• **Written request**: Where the string "value" occurs in the material below, report the whole line.
— Begin Records for the exercise —
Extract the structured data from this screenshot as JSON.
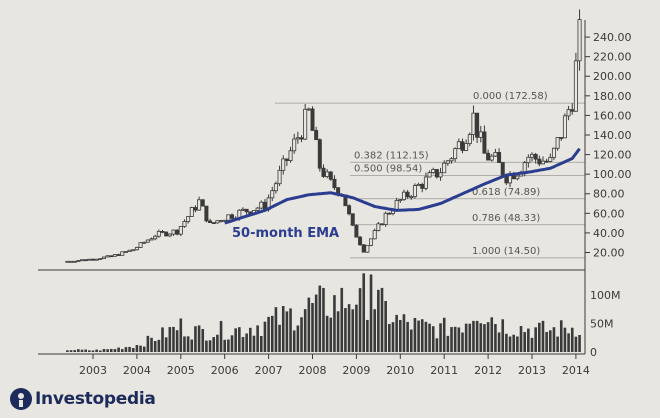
{
  "brand": {
    "logo_text": "Investopedia"
  },
  "colors": {
    "background": "#e8e6e1",
    "candle": "#3a3a3a",
    "ema": "#2b3d8f",
    "volume": "#3a3a3a",
    "fib_line": "#9a9a9a"
  },
  "chart_data": {
    "type": "candlestick",
    "x_tick_labels": [
      "2003",
      "2004",
      "2005",
      "2006",
      "2007",
      "2008",
      "2009",
      "2010",
      "2011",
      "2012",
      "2013",
      "2014"
    ],
    "price_axis": {
      "tick_labels": [
        "20.00",
        "40.00",
        "60.00",
        "80.00",
        "100.00",
        "120.00",
        "140.00",
        "160.00",
        "180.00",
        "200.00",
        "220.00",
        "240.00"
      ],
      "ylim": [
        10,
        250
      ]
    },
    "volume_axis": {
      "tick_labels": [
        "0",
        "50M",
        "100M"
      ],
      "ylim": [
        0,
        140
      ]
    },
    "ema_label": "50-month EMA",
    "fib_levels": [
      {
        "label": "0.000 (172.58)",
        "value": 172.58
      },
      {
        "label": "0.382 (112.15)",
        "value": 112.15
      },
      {
        "label": "0.500 (98.54)",
        "value": 98.54
      },
      {
        "label": "0.618 (74.89)",
        "value": 74.89
      },
      {
        "label": "0.786 (48.33)",
        "value": 48.33
      },
      {
        "label": "1.000 (14.50)",
        "value": 14.5
      }
    ],
    "close_anchors": [
      [
        "2002-06",
        11
      ],
      [
        "2002-12",
        13
      ],
      [
        "2003-06",
        16
      ],
      [
        "2003-12",
        23
      ],
      [
        "2004-06",
        38
      ],
      [
        "2004-12",
        42
      ],
      [
        "2005-06",
        72
      ],
      [
        "2005-09",
        48
      ],
      [
        "2005-12",
        55
      ],
      [
        "2006-06",
        62
      ],
      [
        "2006-12",
        68
      ],
      [
        "2007-06",
        115
      ],
      [
        "2007-12",
        162
      ],
      [
        "2008-03",
        108
      ],
      [
        "2008-06",
        90
      ],
      [
        "2008-09",
        82
      ],
      [
        "2008-12",
        45
      ],
      [
        "2009-03",
        22
      ],
      [
        "2009-06",
        40
      ],
      [
        "2009-09",
        58
      ],
      [
        "2009-12",
        70
      ],
      [
        "2010-06",
        88
      ],
      [
        "2010-12",
        104
      ],
      [
        "2011-06",
        135
      ],
      [
        "2011-09",
        158
      ],
      [
        "2011-12",
        120
      ],
      [
        "2012-03",
        114
      ],
      [
        "2012-06",
        98
      ],
      [
        "2012-09",
        104
      ],
      [
        "2012-12",
        118
      ],
      [
        "2013-06",
        112
      ],
      [
        "2013-09",
        142
      ],
      [
        "2013-12",
        178
      ],
      [
        "2014-02",
        240
      ]
    ],
    "ema_anchors": [
      [
        "2006-01",
        50
      ],
      [
        "2006-06",
        56
      ],
      [
        "2006-12",
        63
      ],
      [
        "2007-06",
        74
      ],
      [
        "2007-12",
        79
      ],
      [
        "2008-06",
        81
      ],
      [
        "2008-12",
        76
      ],
      [
        "2009-06",
        67
      ],
      [
        "2009-12",
        63
      ],
      [
        "2010-06",
        64
      ],
      [
        "2010-12",
        70
      ],
      [
        "2011-06",
        80
      ],
      [
        "2011-12",
        90
      ],
      [
        "2012-06",
        99
      ],
      [
        "2012-12",
        102
      ],
      [
        "2013-06",
        106
      ],
      [
        "2013-12",
        116
      ],
      [
        "2014-02",
        126
      ]
    ],
    "volume_anchors": [
      [
        "2002-06",
        4
      ],
      [
        "2003-01",
        3
      ],
      [
        "2003-06",
        5
      ],
      [
        "2004-01",
        12
      ],
      [
        "2004-06",
        25
      ],
      [
        "2005-01",
        45
      ],
      [
        "2005-06",
        35
      ],
      [
        "2006-01",
        38
      ],
      [
        "2006-06",
        40
      ],
      [
        "2007-01",
        52
      ],
      [
        "2007-06",
        62
      ],
      [
        "2008-01",
        80
      ],
      [
        "2008-06",
        85
      ],
      [
        "2008-10",
        90
      ],
      [
        "2009-01",
        100
      ],
      [
        "2009-03",
        108
      ],
      [
        "2009-06",
        90
      ],
      [
        "2009-12",
        55
      ],
      [
        "2010-06",
        45
      ],
      [
        "2010-12",
        40
      ],
      [
        "2011-06",
        50
      ],
      [
        "2011-10",
        78
      ],
      [
        "2012-06",
        45
      ],
      [
        "2013-01",
        40
      ],
      [
        "2013-06",
        38
      ],
      [
        "2014-02",
        45
      ]
    ]
  }
}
— End Records for the exercise —
• **Problem solution**:
        "value": 172.58
        "value": 112.15
        "value": 98.54
        "value": 74.89
        "value": 48.33
        "value": 14.5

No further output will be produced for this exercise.